— Data supplied —
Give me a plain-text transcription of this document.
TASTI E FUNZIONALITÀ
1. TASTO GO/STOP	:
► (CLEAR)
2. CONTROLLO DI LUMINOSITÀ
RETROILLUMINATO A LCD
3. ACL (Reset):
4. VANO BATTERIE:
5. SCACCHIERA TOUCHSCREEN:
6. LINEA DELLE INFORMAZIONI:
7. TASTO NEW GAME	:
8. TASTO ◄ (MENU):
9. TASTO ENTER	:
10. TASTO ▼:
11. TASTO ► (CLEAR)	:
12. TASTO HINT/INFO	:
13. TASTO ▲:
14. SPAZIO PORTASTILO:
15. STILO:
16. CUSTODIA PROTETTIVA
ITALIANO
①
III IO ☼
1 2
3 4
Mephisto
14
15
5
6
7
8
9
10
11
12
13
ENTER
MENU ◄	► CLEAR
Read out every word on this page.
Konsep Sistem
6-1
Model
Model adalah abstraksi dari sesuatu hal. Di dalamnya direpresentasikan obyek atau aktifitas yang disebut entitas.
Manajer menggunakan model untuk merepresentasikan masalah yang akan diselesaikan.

— Task statement —
Copy each entry exactly, with nothing added or dropped.

— Result of this task —
Give me a plain-text transcription of this document.
TASTI E FUNZIONALITÀ
1. TASTO GO/STOP	:
► (CLEAR)
2. CONTROLLO DI LUMINOSITÀ
RETROILLUMINATO A LCD
3. ACL (Reset):
4. VANO BATTERIE:
5. SCACCHIERA TOUCHSCREEN:
6. LINEA DELLE INFORMAZIONI:
7. TASTO NEW GAME	:
8. TASTO ◄ (MENU):
9. TASTO ENTER	:
10. TASTO ▼:
11. TASTO ► (CLEAR)	:
12. TASTO HINT/INFO	:
13. TASTO ▲:
14. SPAZIO PORTASTILO:
15. STILO:
16. CUSTODIA PROTETTIVA
ITALIANO
①
III IO ☼
1 2
3 4
Mephisto
14
15
5
6
7
8
9
10
11
12
13
ENTER
MENU ◄	► CLEAR
Read out every word on this page.
Konsep Sistem
6-1
Model
Model adalah abstraksi dari sesuatu hal. Di dalamnya direpresentasikan obyek atau aktifitas yang disebut entitas.
Manajer menggunakan model untuk merepresentasikan masalah yang akan diselesaikan.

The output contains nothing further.